**Exercise**
Extract from the listing each line in which the word "JLQCD" appears.

**Task input**
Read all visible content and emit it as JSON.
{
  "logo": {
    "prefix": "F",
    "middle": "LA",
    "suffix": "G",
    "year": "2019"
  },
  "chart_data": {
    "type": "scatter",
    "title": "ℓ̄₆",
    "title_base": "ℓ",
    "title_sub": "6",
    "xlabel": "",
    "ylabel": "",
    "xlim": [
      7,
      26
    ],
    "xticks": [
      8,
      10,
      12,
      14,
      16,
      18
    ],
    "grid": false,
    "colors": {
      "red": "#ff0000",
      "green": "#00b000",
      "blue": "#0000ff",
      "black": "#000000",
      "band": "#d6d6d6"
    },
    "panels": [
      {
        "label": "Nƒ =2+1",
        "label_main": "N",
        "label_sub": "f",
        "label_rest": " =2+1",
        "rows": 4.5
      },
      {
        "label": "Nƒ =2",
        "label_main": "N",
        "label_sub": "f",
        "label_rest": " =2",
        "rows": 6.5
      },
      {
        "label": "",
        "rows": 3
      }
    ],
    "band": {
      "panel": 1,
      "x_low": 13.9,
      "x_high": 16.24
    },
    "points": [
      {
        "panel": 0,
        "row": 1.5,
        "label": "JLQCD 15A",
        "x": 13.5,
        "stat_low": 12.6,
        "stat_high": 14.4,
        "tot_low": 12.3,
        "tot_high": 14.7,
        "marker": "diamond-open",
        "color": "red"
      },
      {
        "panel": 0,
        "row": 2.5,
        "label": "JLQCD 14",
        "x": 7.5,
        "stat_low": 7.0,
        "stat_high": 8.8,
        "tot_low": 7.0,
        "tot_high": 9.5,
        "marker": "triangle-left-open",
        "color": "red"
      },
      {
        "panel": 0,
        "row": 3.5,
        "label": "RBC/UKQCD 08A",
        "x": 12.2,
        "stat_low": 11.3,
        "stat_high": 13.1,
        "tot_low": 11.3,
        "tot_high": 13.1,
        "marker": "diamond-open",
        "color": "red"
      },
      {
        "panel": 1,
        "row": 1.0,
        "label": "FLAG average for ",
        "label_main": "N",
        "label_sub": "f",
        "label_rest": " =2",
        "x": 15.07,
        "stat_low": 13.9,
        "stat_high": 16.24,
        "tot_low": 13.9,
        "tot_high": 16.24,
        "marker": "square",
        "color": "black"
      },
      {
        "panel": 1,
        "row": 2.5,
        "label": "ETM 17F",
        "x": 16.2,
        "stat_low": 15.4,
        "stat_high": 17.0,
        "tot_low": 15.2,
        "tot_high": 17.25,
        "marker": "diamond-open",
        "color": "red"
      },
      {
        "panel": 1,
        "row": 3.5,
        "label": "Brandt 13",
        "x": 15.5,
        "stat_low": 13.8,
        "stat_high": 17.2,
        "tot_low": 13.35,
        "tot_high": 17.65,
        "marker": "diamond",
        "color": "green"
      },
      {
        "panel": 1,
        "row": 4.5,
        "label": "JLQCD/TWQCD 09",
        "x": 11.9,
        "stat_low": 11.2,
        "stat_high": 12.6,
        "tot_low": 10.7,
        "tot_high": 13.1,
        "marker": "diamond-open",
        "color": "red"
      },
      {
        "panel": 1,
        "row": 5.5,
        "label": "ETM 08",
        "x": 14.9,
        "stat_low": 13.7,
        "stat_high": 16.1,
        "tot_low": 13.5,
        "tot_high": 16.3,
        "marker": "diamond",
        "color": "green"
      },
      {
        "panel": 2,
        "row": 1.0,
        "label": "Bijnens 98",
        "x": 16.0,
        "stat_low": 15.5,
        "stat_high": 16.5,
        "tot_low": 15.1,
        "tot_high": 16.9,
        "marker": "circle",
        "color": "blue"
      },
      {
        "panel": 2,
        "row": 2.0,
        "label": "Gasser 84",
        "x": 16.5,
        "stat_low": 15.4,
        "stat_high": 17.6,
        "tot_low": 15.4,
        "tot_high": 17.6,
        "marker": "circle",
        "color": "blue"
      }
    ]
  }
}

**Correct output**
        "label": "JLQCD 15A",
        "label": "JLQCD 14",
        "label": "JLQCD/TWQCD 09",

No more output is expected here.